*** Task input ***

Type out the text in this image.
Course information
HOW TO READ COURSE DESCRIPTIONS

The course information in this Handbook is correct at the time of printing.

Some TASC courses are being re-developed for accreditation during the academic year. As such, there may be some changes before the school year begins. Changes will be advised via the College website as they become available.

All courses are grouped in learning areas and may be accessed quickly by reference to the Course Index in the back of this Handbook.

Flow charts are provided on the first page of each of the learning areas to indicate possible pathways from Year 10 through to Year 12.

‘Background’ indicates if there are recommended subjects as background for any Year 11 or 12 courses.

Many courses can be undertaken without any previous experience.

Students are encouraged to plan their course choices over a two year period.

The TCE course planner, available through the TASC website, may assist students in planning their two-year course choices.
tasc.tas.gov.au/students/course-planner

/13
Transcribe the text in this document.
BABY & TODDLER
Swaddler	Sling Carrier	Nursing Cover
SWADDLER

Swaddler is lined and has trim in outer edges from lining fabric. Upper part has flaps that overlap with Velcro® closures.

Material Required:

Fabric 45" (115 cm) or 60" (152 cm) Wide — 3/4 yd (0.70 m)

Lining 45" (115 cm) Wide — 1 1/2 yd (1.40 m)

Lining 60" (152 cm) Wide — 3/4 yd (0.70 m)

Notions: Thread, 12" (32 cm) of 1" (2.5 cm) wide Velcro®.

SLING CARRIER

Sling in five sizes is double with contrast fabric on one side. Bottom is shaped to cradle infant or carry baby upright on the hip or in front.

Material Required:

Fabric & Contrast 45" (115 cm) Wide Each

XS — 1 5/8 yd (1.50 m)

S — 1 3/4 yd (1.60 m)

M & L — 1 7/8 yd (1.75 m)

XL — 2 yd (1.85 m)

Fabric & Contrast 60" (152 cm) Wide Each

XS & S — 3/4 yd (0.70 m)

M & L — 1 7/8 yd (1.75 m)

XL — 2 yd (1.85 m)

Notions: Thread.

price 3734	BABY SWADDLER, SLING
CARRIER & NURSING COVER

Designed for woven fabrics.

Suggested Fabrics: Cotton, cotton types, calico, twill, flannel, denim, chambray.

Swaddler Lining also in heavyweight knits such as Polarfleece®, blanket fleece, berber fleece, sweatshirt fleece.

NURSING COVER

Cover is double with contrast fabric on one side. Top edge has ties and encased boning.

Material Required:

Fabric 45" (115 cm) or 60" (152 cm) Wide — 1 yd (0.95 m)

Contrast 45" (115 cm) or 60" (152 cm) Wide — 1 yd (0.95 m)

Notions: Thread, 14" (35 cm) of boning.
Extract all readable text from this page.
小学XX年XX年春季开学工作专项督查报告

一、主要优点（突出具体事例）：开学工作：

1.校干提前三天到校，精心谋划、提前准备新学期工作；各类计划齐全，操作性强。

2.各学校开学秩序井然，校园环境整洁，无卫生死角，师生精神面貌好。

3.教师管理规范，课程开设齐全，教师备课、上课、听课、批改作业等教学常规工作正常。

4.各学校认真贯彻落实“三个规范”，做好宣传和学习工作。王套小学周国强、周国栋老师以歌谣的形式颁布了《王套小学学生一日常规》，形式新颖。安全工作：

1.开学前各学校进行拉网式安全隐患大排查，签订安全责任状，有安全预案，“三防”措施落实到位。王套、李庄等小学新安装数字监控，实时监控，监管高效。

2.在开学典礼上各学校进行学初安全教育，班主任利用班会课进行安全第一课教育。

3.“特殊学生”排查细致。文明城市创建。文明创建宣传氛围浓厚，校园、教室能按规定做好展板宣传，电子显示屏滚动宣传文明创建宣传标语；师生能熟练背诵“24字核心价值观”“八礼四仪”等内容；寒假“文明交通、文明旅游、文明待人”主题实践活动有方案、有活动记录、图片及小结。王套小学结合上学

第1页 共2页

***

▸ **Task directions**
Show the lines that mention the word "double".

▸ **Answer to the exercise**
Sling in five sizes is double with contrast fabric on one side. Bottom is shaped to cradle infant or carry baby upright on the hip or in front.
Cover is double with contrast fabric on one side. Top edge has ties and encased boning.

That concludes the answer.